_Task directions:_ Search the data for the string "between" and gather each line it is in.

---- The input

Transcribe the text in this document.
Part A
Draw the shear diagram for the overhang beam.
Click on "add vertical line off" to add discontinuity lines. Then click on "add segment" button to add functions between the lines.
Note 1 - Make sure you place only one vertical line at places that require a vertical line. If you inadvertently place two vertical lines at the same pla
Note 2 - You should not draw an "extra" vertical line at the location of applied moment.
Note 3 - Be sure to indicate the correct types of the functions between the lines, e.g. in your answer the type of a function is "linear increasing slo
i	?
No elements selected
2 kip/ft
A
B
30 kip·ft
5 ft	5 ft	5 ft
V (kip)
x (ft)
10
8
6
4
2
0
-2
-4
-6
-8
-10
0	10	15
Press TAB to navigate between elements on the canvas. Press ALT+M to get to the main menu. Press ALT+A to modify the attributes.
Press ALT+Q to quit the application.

--------

_Solution for this problem:_
Click on "add vertical line off" to add discontinuity lines. Then click on "add segment" button to add functions between the lines.
Note 3 - Be sure to indicate the correct types of the functions between the lines, e.g. in your answer the type of a function is "linear increasing slo
Press TAB to navigate between elements on the canvas. Press ALT+M to get to the main menu. Press ALT+A to modify the attributes.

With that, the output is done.